» **What is needed**
In the listing below, find every line with the string "Epiweek" and pull it out.

·····

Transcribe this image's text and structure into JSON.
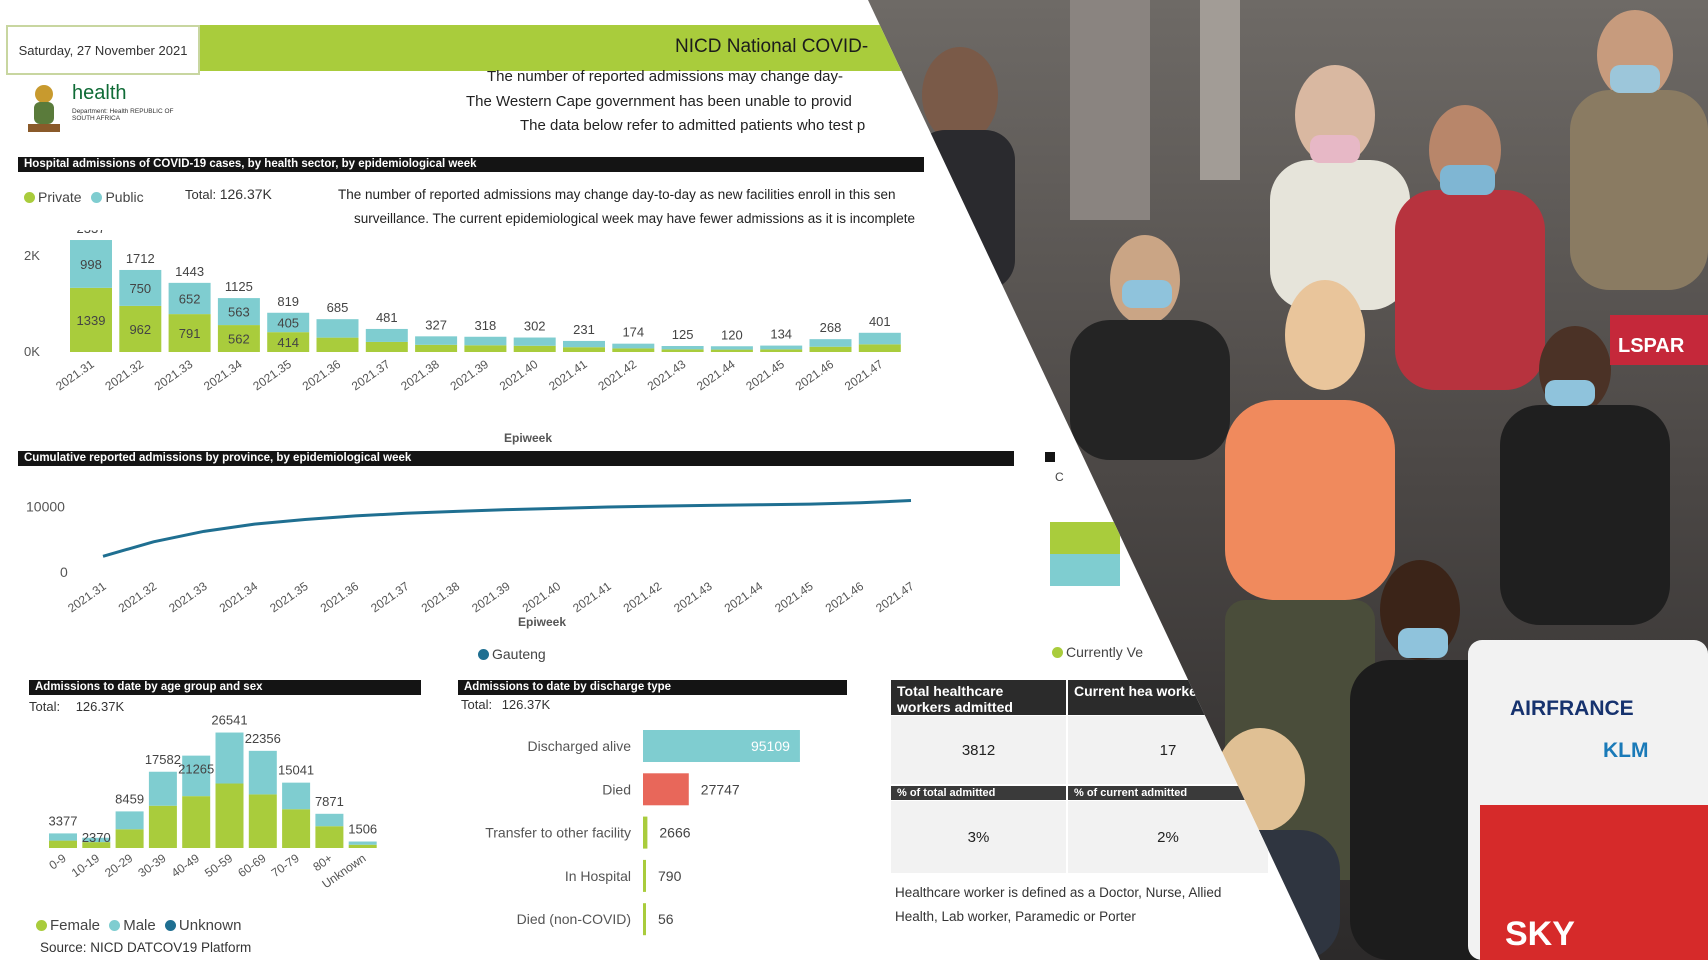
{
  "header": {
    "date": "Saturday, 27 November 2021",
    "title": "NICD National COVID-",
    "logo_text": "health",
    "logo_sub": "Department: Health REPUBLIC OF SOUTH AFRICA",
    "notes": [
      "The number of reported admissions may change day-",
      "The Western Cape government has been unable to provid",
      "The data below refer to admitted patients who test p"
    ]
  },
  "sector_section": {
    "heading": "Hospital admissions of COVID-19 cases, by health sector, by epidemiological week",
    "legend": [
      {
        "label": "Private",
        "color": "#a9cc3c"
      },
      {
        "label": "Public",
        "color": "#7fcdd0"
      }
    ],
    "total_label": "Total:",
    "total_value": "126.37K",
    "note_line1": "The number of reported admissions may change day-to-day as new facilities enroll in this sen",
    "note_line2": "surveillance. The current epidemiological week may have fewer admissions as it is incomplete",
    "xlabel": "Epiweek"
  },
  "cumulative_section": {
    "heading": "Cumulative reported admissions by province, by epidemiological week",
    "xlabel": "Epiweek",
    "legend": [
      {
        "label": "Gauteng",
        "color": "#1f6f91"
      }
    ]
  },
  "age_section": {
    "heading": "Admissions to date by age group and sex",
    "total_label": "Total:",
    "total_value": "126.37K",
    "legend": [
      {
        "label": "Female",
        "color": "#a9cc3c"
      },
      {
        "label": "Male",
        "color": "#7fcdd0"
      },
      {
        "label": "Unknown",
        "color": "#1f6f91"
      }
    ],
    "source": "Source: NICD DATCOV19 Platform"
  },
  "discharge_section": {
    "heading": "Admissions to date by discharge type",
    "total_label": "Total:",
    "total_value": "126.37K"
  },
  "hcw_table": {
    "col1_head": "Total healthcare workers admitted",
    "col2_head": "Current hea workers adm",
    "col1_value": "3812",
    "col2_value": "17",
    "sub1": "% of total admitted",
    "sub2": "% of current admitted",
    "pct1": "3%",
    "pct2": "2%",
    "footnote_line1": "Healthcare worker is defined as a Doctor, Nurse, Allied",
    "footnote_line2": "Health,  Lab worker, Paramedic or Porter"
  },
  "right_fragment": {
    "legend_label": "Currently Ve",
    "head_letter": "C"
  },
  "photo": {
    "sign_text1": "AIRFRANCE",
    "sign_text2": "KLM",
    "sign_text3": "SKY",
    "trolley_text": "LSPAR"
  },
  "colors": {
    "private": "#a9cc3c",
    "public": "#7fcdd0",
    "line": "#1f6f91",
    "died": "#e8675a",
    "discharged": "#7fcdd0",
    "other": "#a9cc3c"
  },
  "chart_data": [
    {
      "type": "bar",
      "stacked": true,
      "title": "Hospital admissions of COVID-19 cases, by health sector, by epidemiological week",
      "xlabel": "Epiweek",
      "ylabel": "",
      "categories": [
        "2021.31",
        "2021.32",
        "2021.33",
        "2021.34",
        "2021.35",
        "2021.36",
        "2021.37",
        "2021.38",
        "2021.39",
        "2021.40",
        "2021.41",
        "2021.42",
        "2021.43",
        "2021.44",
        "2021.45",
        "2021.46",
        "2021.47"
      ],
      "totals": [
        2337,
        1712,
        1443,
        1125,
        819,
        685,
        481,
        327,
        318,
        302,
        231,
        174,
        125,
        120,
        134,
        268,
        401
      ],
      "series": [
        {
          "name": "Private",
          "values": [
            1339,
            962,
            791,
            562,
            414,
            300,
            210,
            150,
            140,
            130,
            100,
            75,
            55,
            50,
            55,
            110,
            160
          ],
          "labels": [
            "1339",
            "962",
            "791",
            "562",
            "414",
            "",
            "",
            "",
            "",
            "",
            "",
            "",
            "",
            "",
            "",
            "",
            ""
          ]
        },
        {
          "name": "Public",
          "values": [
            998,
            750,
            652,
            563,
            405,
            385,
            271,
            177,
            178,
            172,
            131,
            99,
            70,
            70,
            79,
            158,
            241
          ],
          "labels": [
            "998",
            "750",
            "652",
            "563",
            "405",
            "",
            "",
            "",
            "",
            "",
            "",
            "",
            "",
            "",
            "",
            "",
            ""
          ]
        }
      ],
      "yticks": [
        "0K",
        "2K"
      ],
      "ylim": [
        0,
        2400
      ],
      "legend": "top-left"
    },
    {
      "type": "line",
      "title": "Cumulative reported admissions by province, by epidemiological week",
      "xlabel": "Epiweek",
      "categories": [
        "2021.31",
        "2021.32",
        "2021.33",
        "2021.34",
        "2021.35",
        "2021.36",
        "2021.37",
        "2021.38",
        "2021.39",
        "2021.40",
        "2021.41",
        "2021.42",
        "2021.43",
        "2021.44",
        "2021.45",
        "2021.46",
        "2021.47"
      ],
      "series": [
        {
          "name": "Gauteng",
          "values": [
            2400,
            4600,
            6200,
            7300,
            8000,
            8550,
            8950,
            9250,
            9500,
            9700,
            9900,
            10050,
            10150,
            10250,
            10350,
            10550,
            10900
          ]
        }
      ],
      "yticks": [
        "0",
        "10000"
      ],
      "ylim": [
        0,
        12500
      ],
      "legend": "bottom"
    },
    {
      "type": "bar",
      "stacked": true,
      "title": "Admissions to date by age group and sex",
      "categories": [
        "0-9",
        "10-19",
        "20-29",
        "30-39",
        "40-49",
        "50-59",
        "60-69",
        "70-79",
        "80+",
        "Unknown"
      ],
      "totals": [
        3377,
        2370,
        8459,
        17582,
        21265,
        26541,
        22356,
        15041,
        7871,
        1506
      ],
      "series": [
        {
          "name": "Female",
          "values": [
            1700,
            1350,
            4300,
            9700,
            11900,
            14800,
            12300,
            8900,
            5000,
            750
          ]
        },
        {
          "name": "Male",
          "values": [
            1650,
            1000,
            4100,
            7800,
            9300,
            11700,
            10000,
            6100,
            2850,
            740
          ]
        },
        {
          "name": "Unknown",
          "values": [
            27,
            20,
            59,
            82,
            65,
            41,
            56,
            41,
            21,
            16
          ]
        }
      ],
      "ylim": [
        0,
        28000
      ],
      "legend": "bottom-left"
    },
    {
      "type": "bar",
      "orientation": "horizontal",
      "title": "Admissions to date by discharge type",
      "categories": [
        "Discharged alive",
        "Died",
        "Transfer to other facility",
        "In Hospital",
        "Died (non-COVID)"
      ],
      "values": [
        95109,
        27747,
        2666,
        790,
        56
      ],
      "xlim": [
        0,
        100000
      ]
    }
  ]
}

·····

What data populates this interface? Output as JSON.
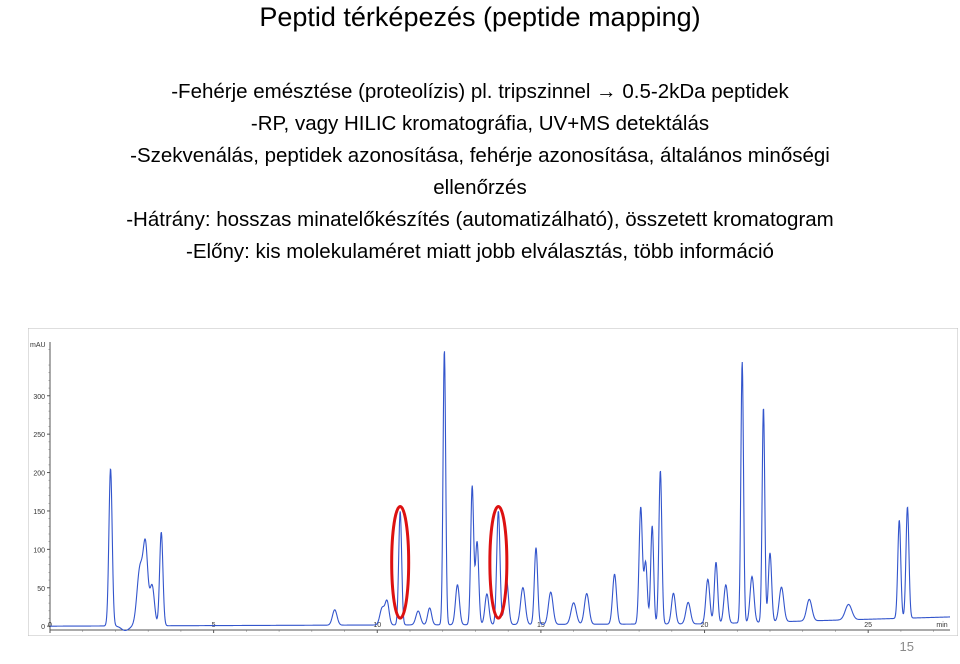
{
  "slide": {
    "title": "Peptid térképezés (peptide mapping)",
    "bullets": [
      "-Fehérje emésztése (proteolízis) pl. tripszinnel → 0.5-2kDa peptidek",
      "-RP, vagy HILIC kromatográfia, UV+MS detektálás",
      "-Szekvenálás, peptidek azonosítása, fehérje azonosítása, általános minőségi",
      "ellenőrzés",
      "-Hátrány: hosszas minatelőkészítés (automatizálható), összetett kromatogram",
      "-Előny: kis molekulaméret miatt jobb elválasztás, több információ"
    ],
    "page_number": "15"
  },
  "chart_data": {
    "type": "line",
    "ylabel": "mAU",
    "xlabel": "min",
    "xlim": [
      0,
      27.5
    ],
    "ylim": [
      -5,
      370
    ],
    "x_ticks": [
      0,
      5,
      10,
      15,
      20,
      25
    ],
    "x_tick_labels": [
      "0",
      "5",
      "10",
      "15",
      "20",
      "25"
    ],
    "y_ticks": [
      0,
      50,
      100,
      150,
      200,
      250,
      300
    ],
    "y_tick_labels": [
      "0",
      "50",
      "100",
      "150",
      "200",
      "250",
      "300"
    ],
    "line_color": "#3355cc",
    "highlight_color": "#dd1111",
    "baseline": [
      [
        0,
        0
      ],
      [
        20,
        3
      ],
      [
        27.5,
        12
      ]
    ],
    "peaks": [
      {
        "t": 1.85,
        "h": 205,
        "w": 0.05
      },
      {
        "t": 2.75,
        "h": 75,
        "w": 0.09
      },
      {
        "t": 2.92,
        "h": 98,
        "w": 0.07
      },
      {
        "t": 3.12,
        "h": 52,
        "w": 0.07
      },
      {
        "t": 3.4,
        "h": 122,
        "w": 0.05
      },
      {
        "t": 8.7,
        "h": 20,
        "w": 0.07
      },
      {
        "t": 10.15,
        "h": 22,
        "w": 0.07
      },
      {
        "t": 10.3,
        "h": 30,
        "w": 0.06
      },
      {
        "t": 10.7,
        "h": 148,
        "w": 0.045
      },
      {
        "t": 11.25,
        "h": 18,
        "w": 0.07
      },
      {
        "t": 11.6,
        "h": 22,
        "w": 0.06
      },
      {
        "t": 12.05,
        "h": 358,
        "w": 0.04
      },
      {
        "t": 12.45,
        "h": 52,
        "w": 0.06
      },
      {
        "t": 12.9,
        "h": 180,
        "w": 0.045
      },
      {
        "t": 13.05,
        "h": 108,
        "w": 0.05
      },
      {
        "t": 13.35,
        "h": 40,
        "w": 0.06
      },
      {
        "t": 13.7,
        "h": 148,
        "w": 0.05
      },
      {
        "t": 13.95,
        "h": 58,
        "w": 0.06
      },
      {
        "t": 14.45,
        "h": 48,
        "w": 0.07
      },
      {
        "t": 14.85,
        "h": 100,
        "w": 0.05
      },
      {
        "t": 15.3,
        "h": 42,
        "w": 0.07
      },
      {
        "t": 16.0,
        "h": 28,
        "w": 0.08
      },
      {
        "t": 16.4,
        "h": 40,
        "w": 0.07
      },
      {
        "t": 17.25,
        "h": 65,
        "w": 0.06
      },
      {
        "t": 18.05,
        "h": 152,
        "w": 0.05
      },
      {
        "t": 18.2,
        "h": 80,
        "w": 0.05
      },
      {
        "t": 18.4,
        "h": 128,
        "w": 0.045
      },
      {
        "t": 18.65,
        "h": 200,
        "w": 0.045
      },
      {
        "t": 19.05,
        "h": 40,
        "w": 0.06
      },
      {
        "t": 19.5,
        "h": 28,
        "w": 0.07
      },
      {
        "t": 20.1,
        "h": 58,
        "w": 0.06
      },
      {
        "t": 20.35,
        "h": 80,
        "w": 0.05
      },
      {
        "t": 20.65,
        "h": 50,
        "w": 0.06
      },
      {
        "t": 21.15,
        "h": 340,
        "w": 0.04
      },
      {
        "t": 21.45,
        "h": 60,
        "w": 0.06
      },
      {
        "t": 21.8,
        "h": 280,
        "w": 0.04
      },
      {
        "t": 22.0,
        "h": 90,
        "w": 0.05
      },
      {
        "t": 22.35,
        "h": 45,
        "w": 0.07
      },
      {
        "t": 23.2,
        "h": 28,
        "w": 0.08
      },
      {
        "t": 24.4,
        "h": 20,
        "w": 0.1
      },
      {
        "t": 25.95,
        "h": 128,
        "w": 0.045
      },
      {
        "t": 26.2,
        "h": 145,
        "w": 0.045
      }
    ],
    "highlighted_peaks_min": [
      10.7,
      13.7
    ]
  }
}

·····

» **Reply to the exercise**
    "xlabel": "Epiweek"
    "xlabel": "Epiweek",
      "xlabel": "Epiweek",
      "xlabel": "Epiweek",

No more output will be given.